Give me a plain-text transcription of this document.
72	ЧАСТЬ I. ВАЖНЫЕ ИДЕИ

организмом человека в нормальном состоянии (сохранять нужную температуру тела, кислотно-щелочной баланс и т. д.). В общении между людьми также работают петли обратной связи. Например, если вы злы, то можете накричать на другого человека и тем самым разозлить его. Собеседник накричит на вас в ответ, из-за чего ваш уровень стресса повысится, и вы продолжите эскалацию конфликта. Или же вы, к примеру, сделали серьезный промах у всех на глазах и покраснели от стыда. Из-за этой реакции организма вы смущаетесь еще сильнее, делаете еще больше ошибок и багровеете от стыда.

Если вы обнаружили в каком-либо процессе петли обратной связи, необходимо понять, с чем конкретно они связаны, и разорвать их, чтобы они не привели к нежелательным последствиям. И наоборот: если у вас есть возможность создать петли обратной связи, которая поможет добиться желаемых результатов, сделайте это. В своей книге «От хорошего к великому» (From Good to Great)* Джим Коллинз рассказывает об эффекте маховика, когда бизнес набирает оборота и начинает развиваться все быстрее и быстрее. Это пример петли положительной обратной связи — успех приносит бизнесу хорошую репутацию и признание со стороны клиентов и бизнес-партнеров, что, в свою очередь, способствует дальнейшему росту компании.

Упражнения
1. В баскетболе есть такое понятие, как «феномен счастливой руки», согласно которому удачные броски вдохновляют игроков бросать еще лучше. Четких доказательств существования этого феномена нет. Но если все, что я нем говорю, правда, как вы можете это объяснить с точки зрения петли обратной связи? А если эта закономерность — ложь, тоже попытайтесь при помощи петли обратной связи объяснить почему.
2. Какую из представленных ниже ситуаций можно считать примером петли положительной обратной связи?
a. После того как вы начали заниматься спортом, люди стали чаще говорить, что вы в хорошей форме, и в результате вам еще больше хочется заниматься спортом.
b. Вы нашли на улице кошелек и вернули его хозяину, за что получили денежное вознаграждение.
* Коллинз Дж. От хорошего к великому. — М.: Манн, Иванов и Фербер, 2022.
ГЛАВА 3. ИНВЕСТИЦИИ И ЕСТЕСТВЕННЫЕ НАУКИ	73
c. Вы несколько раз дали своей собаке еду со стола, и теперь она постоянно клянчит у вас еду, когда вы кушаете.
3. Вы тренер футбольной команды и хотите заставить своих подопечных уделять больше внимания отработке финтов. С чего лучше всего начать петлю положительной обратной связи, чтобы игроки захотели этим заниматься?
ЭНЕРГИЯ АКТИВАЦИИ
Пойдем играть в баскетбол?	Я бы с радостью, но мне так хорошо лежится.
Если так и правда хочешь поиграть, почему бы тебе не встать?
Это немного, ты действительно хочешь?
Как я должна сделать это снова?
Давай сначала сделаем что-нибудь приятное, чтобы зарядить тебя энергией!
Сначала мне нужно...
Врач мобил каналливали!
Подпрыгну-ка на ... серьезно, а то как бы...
###
(PROBLEM TO WORK ON) Pull out every line holding "заниматься" from the records above, and copy it.

(RESULT)
a. После того как вы начали заниматься спортом, люди стали чаще говорить, что вы в хорошей форме, и в результате вам еще больше хочется заниматься спортом.
3. Вы тренер футбольной команды и хотите заставить своих подопечных уделять больше внимания отработке финтов. С чего лучше всего начать петлю положительной обратной связи, чтобы игроки захотели этим заниматься?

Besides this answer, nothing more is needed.